**** Testo fornito
Commisso detta i tempi sul nuovo stadio

Mentre in casa Roma l’empasse legata alla costruzione del nuovo stadio potrebbe favorire il passaggio di proprietà, a Firenze il presidente Rocco Commisso sembra essersi già stancato dei tempi della burocrazia italiana.

In un’intervista concessa all’Associated Press l’imprenditore italo-americano ha lanciato un messaggio chiaro sul tema del nuovo stadio del club gigliato: “In Italia c’è troppa burocrazia, troppi livelli governativi che devono decidere. Tutto questo sta rovinando il paese e sta uccidendo gli investimenti”.

Commisso ha le idee chiarissime sulle tempistiche per la nuova casa della Fiorentina: “Dobbiamo fare lo stadio il prima possibile. Prima di tutto a causa della mia età. Secondo: non aspetterà dieci anni per costruire il nuovo stadio. L’ho già detto: se il prezzo non è giusto e i tempi non sono corretti, non voglio farlo. Ho parlato di due più due: due per il centro sportivo che faremo e altri due per lo stadio.  Per quanto riguarda il centro sportivo, per la prima volta la Fiorentina avrà qualcosa di proprietà. Per lo stadio mi farò carico delle conseguenze, per sempre, fino a quando resterò in vita”.
********
**** Dati forniti
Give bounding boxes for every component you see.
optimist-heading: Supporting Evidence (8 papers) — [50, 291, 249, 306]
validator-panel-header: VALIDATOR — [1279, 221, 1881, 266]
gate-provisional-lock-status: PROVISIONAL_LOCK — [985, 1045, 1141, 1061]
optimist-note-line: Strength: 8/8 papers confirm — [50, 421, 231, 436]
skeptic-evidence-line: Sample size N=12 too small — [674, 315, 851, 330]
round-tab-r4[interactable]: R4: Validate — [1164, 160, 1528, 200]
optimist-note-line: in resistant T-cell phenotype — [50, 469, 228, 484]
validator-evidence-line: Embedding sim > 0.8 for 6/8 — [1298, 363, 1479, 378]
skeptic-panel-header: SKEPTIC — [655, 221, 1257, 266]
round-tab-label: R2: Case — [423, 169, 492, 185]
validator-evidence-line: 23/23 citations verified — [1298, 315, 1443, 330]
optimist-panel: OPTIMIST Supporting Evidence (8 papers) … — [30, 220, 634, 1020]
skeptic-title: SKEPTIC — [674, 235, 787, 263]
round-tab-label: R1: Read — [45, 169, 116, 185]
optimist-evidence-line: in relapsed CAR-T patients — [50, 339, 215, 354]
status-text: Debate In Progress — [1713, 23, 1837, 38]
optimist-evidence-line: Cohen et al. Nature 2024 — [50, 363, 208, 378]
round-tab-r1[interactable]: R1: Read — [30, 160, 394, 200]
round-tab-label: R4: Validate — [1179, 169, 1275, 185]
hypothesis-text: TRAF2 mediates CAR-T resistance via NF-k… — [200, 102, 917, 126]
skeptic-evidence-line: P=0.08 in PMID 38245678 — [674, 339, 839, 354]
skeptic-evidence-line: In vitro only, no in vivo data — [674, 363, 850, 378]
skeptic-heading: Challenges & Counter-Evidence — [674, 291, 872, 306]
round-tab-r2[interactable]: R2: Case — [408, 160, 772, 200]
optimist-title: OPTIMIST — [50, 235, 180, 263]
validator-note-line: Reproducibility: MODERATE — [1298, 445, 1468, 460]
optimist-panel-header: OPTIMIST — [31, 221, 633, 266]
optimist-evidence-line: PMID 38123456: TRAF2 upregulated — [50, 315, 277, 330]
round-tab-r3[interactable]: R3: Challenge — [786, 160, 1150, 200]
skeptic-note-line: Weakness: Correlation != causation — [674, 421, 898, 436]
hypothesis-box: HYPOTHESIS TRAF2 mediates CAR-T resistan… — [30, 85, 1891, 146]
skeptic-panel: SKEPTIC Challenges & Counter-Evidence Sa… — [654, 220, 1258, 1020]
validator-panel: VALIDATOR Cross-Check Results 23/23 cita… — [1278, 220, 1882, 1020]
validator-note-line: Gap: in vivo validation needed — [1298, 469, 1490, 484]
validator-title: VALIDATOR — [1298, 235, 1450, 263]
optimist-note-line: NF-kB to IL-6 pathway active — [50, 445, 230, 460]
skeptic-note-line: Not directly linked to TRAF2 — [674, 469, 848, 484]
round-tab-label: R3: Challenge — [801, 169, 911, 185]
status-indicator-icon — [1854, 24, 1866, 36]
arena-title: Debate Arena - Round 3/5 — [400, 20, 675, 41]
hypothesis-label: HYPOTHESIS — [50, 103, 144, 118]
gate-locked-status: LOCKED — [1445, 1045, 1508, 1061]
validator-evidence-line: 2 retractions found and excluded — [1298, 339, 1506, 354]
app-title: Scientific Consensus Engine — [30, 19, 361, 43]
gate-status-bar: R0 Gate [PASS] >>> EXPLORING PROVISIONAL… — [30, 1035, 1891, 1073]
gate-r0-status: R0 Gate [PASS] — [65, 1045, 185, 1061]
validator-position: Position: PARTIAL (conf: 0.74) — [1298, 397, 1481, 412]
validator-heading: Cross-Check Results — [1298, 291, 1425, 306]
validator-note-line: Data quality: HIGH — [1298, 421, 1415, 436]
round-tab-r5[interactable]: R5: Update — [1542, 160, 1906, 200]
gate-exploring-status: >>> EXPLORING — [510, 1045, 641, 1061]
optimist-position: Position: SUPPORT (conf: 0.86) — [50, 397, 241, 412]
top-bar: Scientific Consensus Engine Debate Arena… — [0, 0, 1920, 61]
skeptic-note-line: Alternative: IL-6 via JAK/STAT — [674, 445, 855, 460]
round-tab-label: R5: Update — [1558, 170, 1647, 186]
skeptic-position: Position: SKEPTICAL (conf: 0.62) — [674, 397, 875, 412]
********
### [Attività]
- A) Estrai dall'articolo sul nuovo stadio della Fiorentina il brano compreso tra "Mentre in casa" e "della burocrazia italiana.", estremi inclusi.
- B) Prosegui l'articolo sul nuovo stadio della Fiorentina partendo subito dopo la sua ultima frase.

### [Risultati dell'esercizio]
- A)
Mentre in casa Roma l’empasse legata alla costruzione del nuovo stadio potrebbe favorire il passaggio di proprietà, a Firenze il presidente Rocco Commisso sembra essersi già stancato dei tempi della burocrazia italiana.

- B)
L'amore per la Viola però resta grande: “La mia famiglia deciderà se restare o no. Io resterò per sempre, ho già preso questa decisione, non farò nessun altro investimento in Italia, in nessun’altra squadra. Mia moglie mi ha detto: ‘Se dobbiamo comprare qualcosa, compriamola a Firenze’. Sono molto felice a Firenze".